2.刪除部分,僅可以畫線去除,而不得以修正液或修正帶將紀錄塗燬,
   以維持刪改後病歷內容的真實性。
3.病歷若確為醫師記載錯誤,除由原診治之醫師依前述規定辦理,不得塗燬,
    亦不得以紙覆蓋或重新繕製病歷。
4.當醫師對原病歷內容進行增刪時,各項增刪處之簽名或蓋章及註明年、月、日應予明確區別。
5.醫師不得以病歷記載潦草為由,將病歷重新謄寫,另行製作新病歷使用。
6.自己寫錯自己修改,才用劃線(如在同年、月、日,便不算增刪)方式,但仍需簽名或蓋章。
  若是他人所寫之病歷記載,如需修正,建議以圈起來方式,然後在一旁寫上正確的內容,
   並蓋章及寫上年月日。
   如有修正『診斷』最好另做記載,不要直接把原記載塗去、原處修改,
    以免在司法上被認定為事後意圖湮滅証據或登載不實之嫌。

### 作答說明
1) 請用兩句話概括上述關於病歷修改規定的文字。
2) 請接續上述病歷修改規定的文字，從最後一句之後往下續寫。
所附項目與上述病歷修改規定的內容並無關聯。

### 所附資料
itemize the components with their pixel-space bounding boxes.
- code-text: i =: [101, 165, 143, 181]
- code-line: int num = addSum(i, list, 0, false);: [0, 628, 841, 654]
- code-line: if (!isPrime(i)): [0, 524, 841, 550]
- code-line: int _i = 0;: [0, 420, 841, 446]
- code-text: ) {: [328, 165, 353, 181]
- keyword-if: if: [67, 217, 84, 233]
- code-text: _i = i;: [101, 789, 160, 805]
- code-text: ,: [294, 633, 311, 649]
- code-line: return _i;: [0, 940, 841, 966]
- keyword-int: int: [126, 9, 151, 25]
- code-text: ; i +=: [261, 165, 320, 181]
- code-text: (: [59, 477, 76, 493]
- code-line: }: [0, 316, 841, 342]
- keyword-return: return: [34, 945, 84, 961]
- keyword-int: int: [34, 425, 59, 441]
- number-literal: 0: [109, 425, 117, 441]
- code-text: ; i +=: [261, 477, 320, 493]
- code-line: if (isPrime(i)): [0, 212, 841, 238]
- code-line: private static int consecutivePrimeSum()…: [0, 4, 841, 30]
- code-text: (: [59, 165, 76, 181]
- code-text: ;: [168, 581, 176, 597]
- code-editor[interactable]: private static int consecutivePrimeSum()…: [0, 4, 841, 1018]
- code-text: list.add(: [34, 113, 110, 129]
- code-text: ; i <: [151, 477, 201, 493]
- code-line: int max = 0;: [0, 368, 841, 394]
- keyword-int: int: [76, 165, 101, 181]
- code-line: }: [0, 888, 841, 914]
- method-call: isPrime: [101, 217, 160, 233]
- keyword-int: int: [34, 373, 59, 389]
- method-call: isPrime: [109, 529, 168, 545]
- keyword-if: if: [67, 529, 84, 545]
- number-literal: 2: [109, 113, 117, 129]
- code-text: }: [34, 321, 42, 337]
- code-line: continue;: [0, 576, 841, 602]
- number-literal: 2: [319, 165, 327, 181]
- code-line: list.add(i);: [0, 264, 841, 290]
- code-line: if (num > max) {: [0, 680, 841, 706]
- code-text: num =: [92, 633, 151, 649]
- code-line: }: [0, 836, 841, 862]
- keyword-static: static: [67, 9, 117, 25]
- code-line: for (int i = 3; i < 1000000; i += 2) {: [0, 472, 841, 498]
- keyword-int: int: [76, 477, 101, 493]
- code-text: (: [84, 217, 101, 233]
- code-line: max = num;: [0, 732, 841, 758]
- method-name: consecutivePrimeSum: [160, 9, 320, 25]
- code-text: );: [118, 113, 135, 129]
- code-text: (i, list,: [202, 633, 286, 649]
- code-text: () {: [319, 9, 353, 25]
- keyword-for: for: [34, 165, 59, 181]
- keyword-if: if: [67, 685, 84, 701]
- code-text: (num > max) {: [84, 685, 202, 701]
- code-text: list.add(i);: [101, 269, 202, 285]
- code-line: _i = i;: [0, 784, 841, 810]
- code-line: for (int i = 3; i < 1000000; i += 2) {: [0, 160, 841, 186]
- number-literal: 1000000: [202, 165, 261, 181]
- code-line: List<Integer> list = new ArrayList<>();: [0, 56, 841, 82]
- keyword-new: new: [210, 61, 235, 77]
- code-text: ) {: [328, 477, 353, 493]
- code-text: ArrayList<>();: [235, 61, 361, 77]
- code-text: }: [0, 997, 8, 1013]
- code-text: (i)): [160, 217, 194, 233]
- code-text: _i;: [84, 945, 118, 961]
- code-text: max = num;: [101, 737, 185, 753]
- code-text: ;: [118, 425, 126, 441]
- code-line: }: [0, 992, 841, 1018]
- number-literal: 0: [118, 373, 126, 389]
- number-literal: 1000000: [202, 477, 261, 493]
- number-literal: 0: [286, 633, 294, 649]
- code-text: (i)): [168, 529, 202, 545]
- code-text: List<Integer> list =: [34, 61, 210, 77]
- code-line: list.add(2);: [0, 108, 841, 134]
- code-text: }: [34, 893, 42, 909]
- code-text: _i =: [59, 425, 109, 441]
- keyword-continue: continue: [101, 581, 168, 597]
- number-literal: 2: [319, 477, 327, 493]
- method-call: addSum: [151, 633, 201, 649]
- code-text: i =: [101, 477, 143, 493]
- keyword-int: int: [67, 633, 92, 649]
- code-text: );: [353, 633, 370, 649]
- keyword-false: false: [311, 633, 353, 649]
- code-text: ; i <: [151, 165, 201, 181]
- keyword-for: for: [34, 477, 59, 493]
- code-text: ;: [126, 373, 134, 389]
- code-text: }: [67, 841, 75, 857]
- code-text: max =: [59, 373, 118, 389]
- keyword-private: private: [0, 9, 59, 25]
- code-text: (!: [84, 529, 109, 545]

### 參考解答
1) 醫師刪除病歷內容時，只能畫線去除，不得以修正液或修正帶塗燬，也不得以紙覆蓋、重新繕製，或以字跡潦草為由另行謄寫新病歷；各增刪處的簽名或蓋章及年月日應明確區別。他人所寫的記載如需修正，建議先圈起，再於一旁寫上正確內容，並蓋章及註明年月日；修正「診斷」最好另做記載，以免在司法上被認定有事後意圖湮滅證據或登載不實之嫌。

2)
       
     故只要增刪的醫療事實為真,並不會因為該病歷補登而失去其記載的真實性,但問題來了,當你增刪或補登時,往往法院會要求你自己得證明補登或增刪內容之真實性,故病歷若能於當日記載完備及完全,請當日完成,才是最好保護自己的方式。
        以下便為一例,「…,伊係本於醫療法第六十八條第二項之規定修改錯誤之護理紀錄,以劃線方式保留原有文字,且於增刪處蓋章存查,益徵伊並無故意竄改病歷或故為掩飾內容。伊所記載之護理紀錄,無論修改前、後,均未出現姚xx之名稱,且綜觀全部之林x護理紀錄,除公訴人指訴由伊、同案被告陳oo製作之護理紀錄外,尚有其他護理紀錄亦出現姚xx之名稱,若伊確實因他人指示為了掩飾姚xx執行醫療業務行為而為業務上登載不實犯行,理應將全部之護理紀錄修改始有意義。」,因為護理記錄之增刪,皆依法操作,故就算有修正,亦無損其真實及被信賴性。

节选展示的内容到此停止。